Every entry must be given again exactly.

> _Available records_
════

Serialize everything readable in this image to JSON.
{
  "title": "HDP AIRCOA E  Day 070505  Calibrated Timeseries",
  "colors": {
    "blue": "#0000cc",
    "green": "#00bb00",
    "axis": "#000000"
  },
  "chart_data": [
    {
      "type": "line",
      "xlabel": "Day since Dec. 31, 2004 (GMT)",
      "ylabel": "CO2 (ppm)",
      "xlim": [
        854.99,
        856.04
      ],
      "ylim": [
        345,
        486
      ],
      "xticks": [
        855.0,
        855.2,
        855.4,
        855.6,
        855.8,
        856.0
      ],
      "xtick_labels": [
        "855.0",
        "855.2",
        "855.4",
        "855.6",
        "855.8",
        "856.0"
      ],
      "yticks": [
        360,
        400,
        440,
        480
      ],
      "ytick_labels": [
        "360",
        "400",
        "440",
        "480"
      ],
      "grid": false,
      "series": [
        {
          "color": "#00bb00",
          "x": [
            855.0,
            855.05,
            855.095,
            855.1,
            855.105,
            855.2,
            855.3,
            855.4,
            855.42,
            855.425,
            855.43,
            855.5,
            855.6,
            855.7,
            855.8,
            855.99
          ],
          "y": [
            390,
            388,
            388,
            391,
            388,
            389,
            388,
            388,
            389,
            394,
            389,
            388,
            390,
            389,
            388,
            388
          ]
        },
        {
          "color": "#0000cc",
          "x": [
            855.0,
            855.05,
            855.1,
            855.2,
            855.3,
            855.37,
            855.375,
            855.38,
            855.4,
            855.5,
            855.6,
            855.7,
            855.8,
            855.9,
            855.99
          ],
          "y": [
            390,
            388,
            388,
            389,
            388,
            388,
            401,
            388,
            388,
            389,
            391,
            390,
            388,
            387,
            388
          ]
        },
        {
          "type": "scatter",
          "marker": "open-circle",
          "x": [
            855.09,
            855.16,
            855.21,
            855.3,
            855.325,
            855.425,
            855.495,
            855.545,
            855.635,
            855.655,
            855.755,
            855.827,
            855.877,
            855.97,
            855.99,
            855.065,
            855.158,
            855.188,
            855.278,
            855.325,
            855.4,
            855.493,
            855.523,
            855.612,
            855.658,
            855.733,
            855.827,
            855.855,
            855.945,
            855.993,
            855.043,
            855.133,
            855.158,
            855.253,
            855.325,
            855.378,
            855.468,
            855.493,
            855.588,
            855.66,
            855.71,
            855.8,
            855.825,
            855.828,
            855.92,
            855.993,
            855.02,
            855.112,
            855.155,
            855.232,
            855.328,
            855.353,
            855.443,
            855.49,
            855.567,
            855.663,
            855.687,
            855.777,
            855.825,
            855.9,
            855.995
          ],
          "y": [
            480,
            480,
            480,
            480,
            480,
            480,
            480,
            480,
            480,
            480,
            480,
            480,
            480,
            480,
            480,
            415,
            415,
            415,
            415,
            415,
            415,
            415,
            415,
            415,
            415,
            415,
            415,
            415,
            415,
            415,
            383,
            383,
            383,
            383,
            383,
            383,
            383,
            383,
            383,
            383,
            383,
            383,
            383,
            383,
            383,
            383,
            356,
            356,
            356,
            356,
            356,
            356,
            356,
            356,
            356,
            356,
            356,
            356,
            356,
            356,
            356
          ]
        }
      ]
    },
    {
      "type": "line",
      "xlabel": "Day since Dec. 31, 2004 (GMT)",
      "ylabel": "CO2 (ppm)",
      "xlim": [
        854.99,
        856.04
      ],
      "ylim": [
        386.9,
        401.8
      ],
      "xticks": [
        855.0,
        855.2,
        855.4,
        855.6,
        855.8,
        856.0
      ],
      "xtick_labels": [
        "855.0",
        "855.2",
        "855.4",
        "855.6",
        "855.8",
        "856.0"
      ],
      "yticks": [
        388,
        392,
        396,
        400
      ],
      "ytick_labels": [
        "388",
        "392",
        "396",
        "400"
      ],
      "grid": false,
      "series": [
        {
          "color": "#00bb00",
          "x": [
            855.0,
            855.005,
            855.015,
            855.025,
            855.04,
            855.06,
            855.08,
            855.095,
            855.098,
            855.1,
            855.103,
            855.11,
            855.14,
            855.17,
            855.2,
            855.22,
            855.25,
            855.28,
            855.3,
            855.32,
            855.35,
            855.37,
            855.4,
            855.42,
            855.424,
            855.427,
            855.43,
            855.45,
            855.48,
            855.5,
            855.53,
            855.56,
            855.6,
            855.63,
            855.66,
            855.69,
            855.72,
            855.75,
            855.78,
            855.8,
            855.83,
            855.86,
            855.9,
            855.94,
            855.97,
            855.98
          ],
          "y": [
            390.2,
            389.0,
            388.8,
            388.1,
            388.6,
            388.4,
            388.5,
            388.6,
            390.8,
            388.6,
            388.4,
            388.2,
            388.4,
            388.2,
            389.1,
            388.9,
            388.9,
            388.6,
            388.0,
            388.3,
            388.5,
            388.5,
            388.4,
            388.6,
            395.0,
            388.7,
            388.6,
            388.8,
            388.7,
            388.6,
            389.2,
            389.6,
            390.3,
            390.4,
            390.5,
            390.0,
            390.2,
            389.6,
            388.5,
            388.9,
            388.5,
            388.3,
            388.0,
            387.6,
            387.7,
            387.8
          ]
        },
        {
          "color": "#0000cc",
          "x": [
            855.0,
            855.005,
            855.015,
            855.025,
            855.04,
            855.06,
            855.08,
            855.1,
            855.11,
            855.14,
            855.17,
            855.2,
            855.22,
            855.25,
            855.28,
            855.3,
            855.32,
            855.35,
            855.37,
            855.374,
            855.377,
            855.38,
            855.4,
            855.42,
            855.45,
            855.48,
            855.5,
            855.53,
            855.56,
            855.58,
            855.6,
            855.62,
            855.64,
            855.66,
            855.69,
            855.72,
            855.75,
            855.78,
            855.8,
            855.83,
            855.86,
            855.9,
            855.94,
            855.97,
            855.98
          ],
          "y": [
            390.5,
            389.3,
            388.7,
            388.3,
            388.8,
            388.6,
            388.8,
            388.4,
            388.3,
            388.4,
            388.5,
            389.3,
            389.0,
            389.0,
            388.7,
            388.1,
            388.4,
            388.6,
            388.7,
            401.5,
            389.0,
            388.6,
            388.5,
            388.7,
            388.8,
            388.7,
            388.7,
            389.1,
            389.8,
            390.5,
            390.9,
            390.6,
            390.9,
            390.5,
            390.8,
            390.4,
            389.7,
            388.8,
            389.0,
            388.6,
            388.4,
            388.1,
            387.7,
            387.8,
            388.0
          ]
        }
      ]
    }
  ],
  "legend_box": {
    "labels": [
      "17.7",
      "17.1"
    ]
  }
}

════

> _Correct answer_
Serialize everything readable in this image to JSON.
{
  "title": "HDP AIRCOA E  Day 070505  Calibrated Timeseries",
  "colors": {
    "blue": "#0000cc",
    "green": "#00bb00",
    "axis": "#000000"
  },
  "chart_data": [
    {
      "type": "line",
      "xlabel": "Day since Dec. 31, 2004 (GMT)",
      "ylabel": "CO2 (ppm)",
      "xlim": [
        854.99,
        856.04
      ],
      "ylim": [
        345,
        486
      ],
      "xticks": [
        855.0,
        855.2,
        855.4,
        855.6,
        855.8,
        856.0
      ],
      "xtick_labels": [
        "855.0",
        "855.2",
        "855.4",
        "855.6",
        "855.8",
        "856.0"
      ],
      "yticks": [
        360,
        400,
        440,
        480
      ],
      "ytick_labels": [
        "360",
        "400",
        "440",
        "480"
      ],
      "grid": false,
      "series": [
        {
          "color": "#00bb00",
          "x": [
            855.0,
            855.05,
            855.095,
            855.1,
            855.105,
            855.2,
            855.3,
            855.4,
            855.42,
            855.425,
            855.43,
            855.5,
            855.6,
            855.7,
            855.8,
            855.99
          ],
          "y": [
            390,
            388,
            388,
            391,
            388,
            389,
            388,
            388,
            389,
            394,
            389,
            388,
            390,
            389,
            388,
            388
          ]
        },
        {
          "color": "#0000cc",
          "x": [
            855.0,
            855.05,
            855.1,
            855.2,
            855.3,
            855.37,
            855.375,
            855.38,
            855.4,
            855.5,
            855.6,
            855.7,
            855.8,
            855.9,
            855.99
          ],
          "y": [
            390,
            388,
            388,
            389,
            388,
            388,
            401,
            388,
            388,
            389,
            391,
            390,
            388,
            387,
            388
          ]
        },
        {
          "type": "scatter",
          "marker": "open-circle",
          "x": [
            855.09,
            855.16,
            855.21,
            855.3,
            855.325,
            855.425,
            855.495,
            855.545,
            855.635,
            855.655,
            855.755,
            855.827,
            855.877,
            855.97,
            855.99,
            855.065,
            855.158,
            855.188,
            855.278,
            855.325,
            855.4,
            855.493,
            855.523,
            855.612,
            855.658,
            855.733,
            855.827,
            855.855,
            855.945,
            855.993,
            855.043,
            855.133,
            855.158,
            855.253,
            855.325,
            855.378,
            855.468,
            855.493,
            855.588,
            855.66,
            855.71,
            855.8,
            855.825,
            855.828,
            855.92,
            855.993,
            855.02,
            855.112,
            855.155,
            855.232,
            855.328,
            855.353,
            855.443,
            855.49,
            855.567,
            855.663,
            855.687,
            855.777,
            855.825,
            855.9,
            855.995
          ],
          "y": [
            480,
            480,
            480,
            480,
            480,
            480,
            480,
            480,
            480,
            480,
            480,
            480,
            480,
            480,
            480,
            415,
            415,
            415,
            415,
            415,
            415,
            415,
            415,
            415,
            415,
            415,
            415,
            415,
            415,
            415,
            383,
            383,
            383,
            383,
            383,
            383,
            383,
            383,
            383,
            383,
            383,
            383,
            383,
            383,
            383,
            383,
            356,
            356,
            356,
            356,
            356,
            356,
            356,
            356,
            356,
            356,
            356,
            356,
            356,
            356,
            356
          ]
        }
      ]
    },
    {
      "type": "line",
      "xlabel": "Day since Dec. 31, 2004 (GMT)",
      "ylabel": "CO2 (ppm)",
      "xlim": [
        854.99,
        856.04
      ],
      "ylim": [
        386.9,
        401.8
      ],
      "xticks": [
        855.0,
        855.2,
        855.4,
        855.6,
        855.8,
        856.0
      ],
      "xtick_labels": [
        "855.0",
        "855.2",
        "855.4",
        "855.6",
        "855.8",
        "856.0"
      ],
      "yticks": [
        388,
        392,
        396,
        400
      ],
      "ytick_labels": [
        "388",
        "392",
        "396",
        "400"
      ],
      "grid": false,
      "series": [
        {
          "color": "#00bb00",
          "x": [
            855.0,
            855.005,
            855.015,
            855.025,
            855.04,
            855.06,
            855.08,
            855.095,
            855.098,
            855.1,
            855.103,
            855.11,
            855.14,
            855.17,
            855.2,
            855.22,
            855.25,
            855.28,
            855.3,
            855.32,
            855.35,
            855.37,
            855.4,
            855.42,
            855.424,
            855.427,
            855.43,
            855.45,
            855.48,
            855.5,
            855.53,
            855.56,
            855.6,
            855.63,
            855.66,
            855.69,
            855.72,
            855.75,
            855.78,
            855.8,
            855.83,
            855.86,
            855.9,
            855.94,
            855.97,
            855.98
          ],
          "y": [
            390.2,
            389.0,
            388.8,
            388.1,
            388.6,
            388.4,
            388.5,
            388.6,
            390.8,
            388.6,
            388.4,
            388.2,
            388.4,
            388.2,
            389.1,
            388.9,
            388.9,
            388.6,
            388.0,
            388.3,
            388.5,
            388.5,
            388.4,
            388.6,
            395.0,
            388.7,
            388.6,
            388.8,
            388.7,
            388.6,
            389.2,
            389.6,
            390.3,
            390.4,
            390.5,
            390.0,
            390.2,
            389.6,
            388.5,
            388.9,
            388.5,
            388.3,
            388.0,
            387.6,
            387.7,
            387.8
          ]
        },
        {
          "color": "#0000cc",
          "x": [
            855.0,
            855.005,
            855.015,
            855.025,
            855.04,
            855.06,
            855.08,
            855.1,
            855.11,
            855.14,
            855.17,
            855.2,
            855.22,
            855.25,
            855.28,
            855.3,
            855.32,
            855.35,
            855.37,
            855.374,
            855.377,
            855.38,
            855.4,
            855.42,
            855.45,
            855.48,
            855.5,
            855.53,
            855.56,
            855.58,
            855.6,
            855.62,
            855.64,
            855.66,
            855.69,
            855.72,
            855.75,
            855.78,
            855.8,
            855.83,
            855.86,
            855.9,
            855.94,
            855.97,
            855.98
          ],
          "y": [
            390.5,
            389.3,
            388.7,
            388.3,
            388.8,
            388.6,
            388.8,
            388.4,
            388.3,
            388.4,
            388.5,
            389.3,
            389.0,
            389.0,
            388.7,
            388.1,
            388.4,
            388.6,
            388.7,
            401.5,
            389.0,
            388.6,
            388.5,
            388.7,
            388.8,
            388.7,
            388.7,
            389.1,
            389.8,
            390.5,
            390.9,
            390.6,
            390.9,
            390.5,
            390.8,
            390.4,
            389.7,
            388.8,
            389.0,
            388.6,
            388.4,
            388.1,
            387.7,
            387.8,
            388.0
          ]
        }
      ]
    }
  ],
  "legend_box": {
    "labels": [
      "17.7",
      "17.1"
    ]
  }
}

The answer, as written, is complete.